--- Selected excerpt ---

When your child comes home with a less-than-stellar report card, the knee-jerk reaction is often to send them to a tutor for extra help.
While one-on-one, in-person tutoring may help a struggling learner understand a single subject or concept a little better, the child may end up facing similar struggles a little farther down the road if the focus of the tutoring sessions was on simply completing assignments rather than learning concepts – and learning how to learn.
Online tutoring services, such as Mentored, seek to improve upon in-person tutoring sessions and make learning more accessible, individualized, and student-driven. In doing so, they don’t simply teach academics – they teach students how to learn, and how to live.
On-the-Go Learning
There’s no arguing the fact that smartphones and mobile devices have become fairly ubiquitous – even when it comes to children and teens. While the initial reaction may be to assume that the only reason these devices exist is to get kids hooked on games and social media, they absolutely can serve a much more productive purpose.
Students in need of tutoring can utilize services like Mentored wherever they go. The positive effects of this accessibility simply cannot be overstated. Because of these tutoring apps, learning is no longer something that only happens within the walls of a classroom; it can happen anywhere, at any time. Students can access lessons, multimedia, and other materials while waiting for a ride, sitting in the lunchroom, or after they get dropped off in the morning.
In-person tutoring works around a fixed schedule – and a time limit. Of course, this means tutors have a finite amount of time in which to (hopefully) get their students up-to-speed with the course material. When utilizing online tutoring services, students can spend as much time as they need reviewing materials, replaying videos, and checking in with their tutors in order to understand a concept they are struggling with.
Lastly, mobile tutoring allows students and tutors from across the country to connect as if they were in the same room. This can benefit families in less-populated areas of the country where professional tutoring centers and services are few and far between. Tutors from services such as Mentored have the opportunity to work with students of many different backgrounds, and in doing so increase their knowledge of how all students learn best.
Individualized Support
In a perfect world, tutors would work to ensure that all tutoring sessions – on and offline – are individualized. Unfortunately, many times tutors simply go through lessons and units in the exact same way with each student they work with.
While most online educational sites, such as Khan Academy, provide overarching lectures that aren’t targeted at any specific demographic, services like Mentored provide students with individualized instruction, as well as follow-up materials that are tailored to each student’s needs.
Vice President of Education at Mentored Alan Cashdollar says, “It’s like teachers giving each student a completely individualized homework assignment.”
This reinforces the notion that learning isn’t just about completing an assignment – it’s about understanding the complex nuances behind the assignments at hand. When students are provided with lessons, assignments, and projects that actually mean something to them, they are more likely to take ownership of their own learning, and understand the importance behind what they’re learning – rather than learning material just to regurgitate it on a test and promptly forget it afterwards.

---

Print the passage of the online tutoring article between "In-person tutoring works" and "are struggling with.", inclusive, copying it word for word.

--- Stored rows ---

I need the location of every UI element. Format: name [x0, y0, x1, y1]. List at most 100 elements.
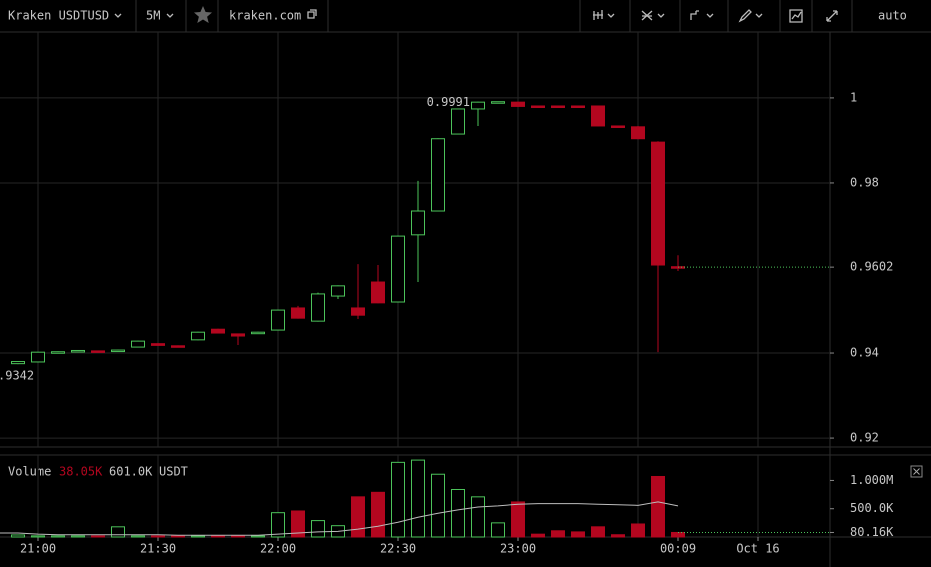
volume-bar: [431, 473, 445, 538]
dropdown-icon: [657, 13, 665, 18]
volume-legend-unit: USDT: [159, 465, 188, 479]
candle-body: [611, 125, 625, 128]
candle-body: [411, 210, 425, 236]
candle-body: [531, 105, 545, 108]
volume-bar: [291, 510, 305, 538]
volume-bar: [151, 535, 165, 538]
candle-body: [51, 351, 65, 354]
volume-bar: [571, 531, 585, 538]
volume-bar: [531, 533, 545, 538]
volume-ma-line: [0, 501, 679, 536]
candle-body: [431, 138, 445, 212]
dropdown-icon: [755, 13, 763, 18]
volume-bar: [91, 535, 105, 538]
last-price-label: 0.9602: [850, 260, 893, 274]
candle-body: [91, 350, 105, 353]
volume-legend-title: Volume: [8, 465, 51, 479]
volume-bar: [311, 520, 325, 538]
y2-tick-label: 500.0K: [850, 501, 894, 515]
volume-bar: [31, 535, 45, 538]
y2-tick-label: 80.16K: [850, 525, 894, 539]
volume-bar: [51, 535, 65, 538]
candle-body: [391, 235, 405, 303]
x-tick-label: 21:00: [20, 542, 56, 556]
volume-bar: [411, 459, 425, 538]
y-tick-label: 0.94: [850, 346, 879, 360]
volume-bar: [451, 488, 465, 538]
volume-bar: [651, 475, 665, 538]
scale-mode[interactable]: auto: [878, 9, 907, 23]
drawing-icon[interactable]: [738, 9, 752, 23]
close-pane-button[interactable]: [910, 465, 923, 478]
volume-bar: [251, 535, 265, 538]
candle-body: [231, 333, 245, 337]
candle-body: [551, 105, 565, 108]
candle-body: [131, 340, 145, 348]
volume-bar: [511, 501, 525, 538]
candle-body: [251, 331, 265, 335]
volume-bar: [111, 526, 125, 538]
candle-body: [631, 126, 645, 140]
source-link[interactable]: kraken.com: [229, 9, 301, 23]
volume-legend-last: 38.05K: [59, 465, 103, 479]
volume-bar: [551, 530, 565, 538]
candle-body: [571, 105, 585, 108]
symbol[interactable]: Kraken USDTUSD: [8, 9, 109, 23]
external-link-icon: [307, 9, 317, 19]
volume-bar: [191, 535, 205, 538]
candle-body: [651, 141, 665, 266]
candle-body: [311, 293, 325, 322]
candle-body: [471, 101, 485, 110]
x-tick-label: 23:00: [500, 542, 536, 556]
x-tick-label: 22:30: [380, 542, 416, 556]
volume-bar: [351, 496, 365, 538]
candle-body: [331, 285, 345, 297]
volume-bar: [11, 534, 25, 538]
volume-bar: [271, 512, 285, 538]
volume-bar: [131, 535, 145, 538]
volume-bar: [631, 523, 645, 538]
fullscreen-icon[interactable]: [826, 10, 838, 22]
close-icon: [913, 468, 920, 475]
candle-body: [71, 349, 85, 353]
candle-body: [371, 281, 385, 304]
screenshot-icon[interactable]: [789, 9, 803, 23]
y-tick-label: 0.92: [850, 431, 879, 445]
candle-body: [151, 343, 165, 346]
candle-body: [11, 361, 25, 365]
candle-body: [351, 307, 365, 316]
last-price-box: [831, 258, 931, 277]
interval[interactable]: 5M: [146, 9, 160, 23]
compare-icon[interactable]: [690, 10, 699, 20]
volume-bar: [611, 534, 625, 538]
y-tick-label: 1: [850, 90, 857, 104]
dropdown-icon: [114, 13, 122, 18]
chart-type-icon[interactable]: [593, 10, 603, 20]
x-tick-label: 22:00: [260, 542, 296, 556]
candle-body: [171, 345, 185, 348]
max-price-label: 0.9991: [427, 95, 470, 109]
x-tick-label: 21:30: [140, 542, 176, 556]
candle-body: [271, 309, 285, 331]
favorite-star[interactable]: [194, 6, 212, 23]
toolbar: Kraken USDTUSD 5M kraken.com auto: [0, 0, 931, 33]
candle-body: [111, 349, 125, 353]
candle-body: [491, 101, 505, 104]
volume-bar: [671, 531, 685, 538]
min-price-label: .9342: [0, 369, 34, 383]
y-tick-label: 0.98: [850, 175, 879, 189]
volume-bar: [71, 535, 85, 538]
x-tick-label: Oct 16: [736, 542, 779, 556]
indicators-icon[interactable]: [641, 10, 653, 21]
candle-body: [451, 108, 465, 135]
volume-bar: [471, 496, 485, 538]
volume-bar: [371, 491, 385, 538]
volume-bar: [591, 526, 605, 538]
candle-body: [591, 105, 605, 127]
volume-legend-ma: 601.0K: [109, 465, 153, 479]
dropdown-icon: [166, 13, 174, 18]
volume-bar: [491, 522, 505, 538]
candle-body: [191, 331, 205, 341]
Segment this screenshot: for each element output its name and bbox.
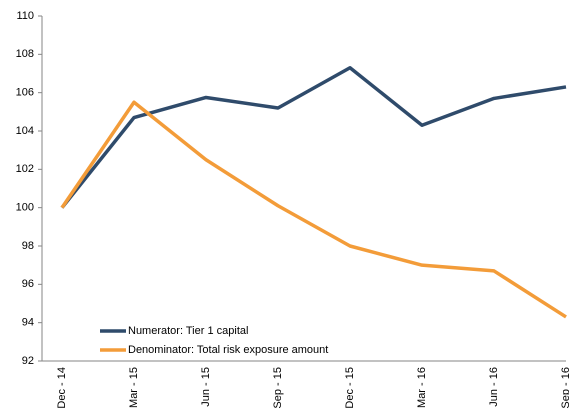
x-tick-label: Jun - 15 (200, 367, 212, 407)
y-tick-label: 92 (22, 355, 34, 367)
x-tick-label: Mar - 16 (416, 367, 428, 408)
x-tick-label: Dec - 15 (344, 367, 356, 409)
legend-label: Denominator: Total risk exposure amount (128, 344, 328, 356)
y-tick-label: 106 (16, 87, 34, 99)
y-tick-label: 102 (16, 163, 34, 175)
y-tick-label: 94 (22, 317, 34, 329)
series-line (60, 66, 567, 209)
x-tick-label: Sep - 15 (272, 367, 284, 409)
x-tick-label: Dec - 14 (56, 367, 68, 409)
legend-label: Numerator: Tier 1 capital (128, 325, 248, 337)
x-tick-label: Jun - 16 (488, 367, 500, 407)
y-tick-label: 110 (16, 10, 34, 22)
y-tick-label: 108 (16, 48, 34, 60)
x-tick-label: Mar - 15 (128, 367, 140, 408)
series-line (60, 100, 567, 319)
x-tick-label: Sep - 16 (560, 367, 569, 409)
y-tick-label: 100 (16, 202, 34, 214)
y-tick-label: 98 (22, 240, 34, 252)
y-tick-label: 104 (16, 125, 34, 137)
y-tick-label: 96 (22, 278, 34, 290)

---

__Complete response__:
In-person tutoring works around a fixed schedule – and a time limit. Of course, this means tutors have a finite amount of time in which to (hopefully) get their students up-to-speed with the course material. When utilizing online tutoring services, students can spend as much time as they need reviewing materials, replaying videos, and checking in with their tutors in order to understand a concept they are struggling with.